## Exercise directions
Select every line below containing the word "USGS".

## Supplied data
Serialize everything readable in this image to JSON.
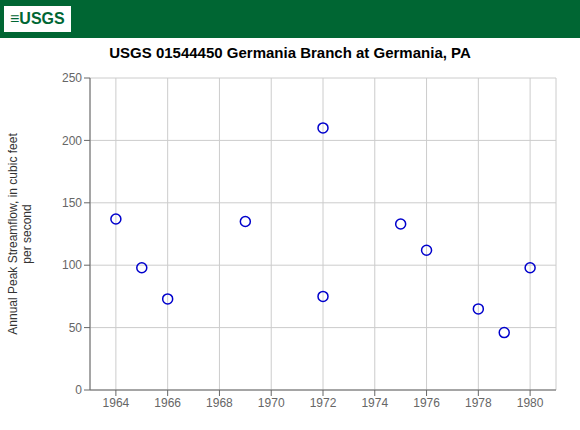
{
  "chart_data": {
    "type": "scatter",
    "title": "USGS 01544450 Germania Branch at Germania, PA",
    "ylabel": "Annual Peak Streamflow, in cubic feet\nper second",
    "annotations": [
      "≡USGS"
    ],
    "x": [
      1964,
      1965,
      1966,
      1969,
      1972,
      1972,
      1975,
      1976,
      1978,
      1979,
      1980
    ],
    "values": [
      137,
      98,
      73,
      135,
      210,
      75,
      133,
      112,
      65,
      46,
      98
    ],
    "xlim": [
      1963,
      1981
    ],
    "ylim": [
      0,
      250
    ],
    "xticks": [
      1964,
      1966,
      1968,
      1970,
      1972,
      1974,
      1976,
      1978,
      1980
    ],
    "yticks": [
      0,
      50,
      100,
      150,
      200,
      250
    ],
    "color": "#0000CC",
    "marker": "circle",
    "grid": true
  }
}
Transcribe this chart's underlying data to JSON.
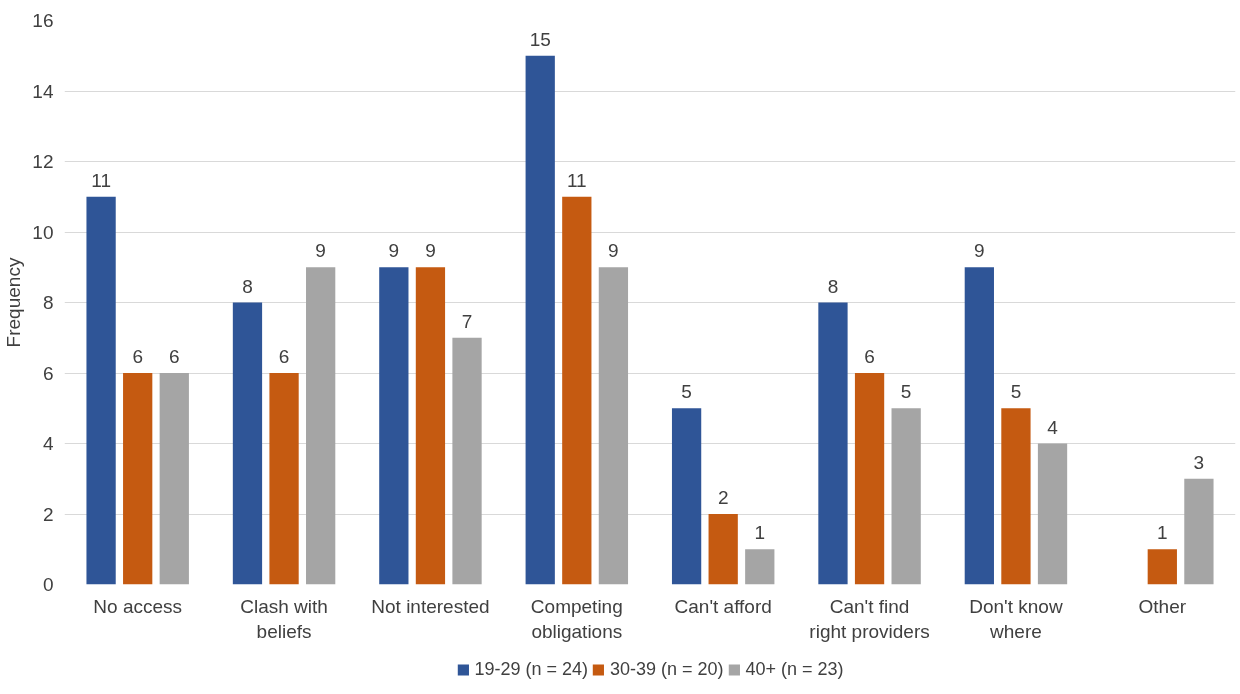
{
  "chart_data": {
    "type": "bar",
    "ylabel": "Frequency",
    "categories": [
      "No access",
      "Clash with\nbeliefs",
      "Not interested",
      "Competing\nobligations",
      "Can't afford",
      "Can't find\nright providers",
      "Don't know\nwhere",
      "Other"
    ],
    "series": [
      {
        "name": "19-29 (n = 24)",
        "color": "#2f5597",
        "values": [
          11,
          8,
          9,
          15,
          5,
          8,
          9,
          null
        ]
      },
      {
        "name": "30-39 (n = 20)",
        "color": "#c55a11",
        "values": [
          6,
          6,
          9,
          11,
          2,
          6,
          5,
          1
        ]
      },
      {
        "name": "40+ (n = 23)",
        "color": "#a5a5a5",
        "values": [
          6,
          9,
          7,
          9,
          1,
          5,
          4,
          3
        ]
      }
    ],
    "ylim": [
      0,
      16
    ],
    "yticks": [
      0,
      2,
      4,
      6,
      8,
      10,
      12,
      14,
      16
    ],
    "grid": "y",
    "legend": "bottom",
    "data_labels": true
  }
}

## Reply
    "title": "USGS 01544450 Germania Branch at Germania, PA",
      "≡USGS"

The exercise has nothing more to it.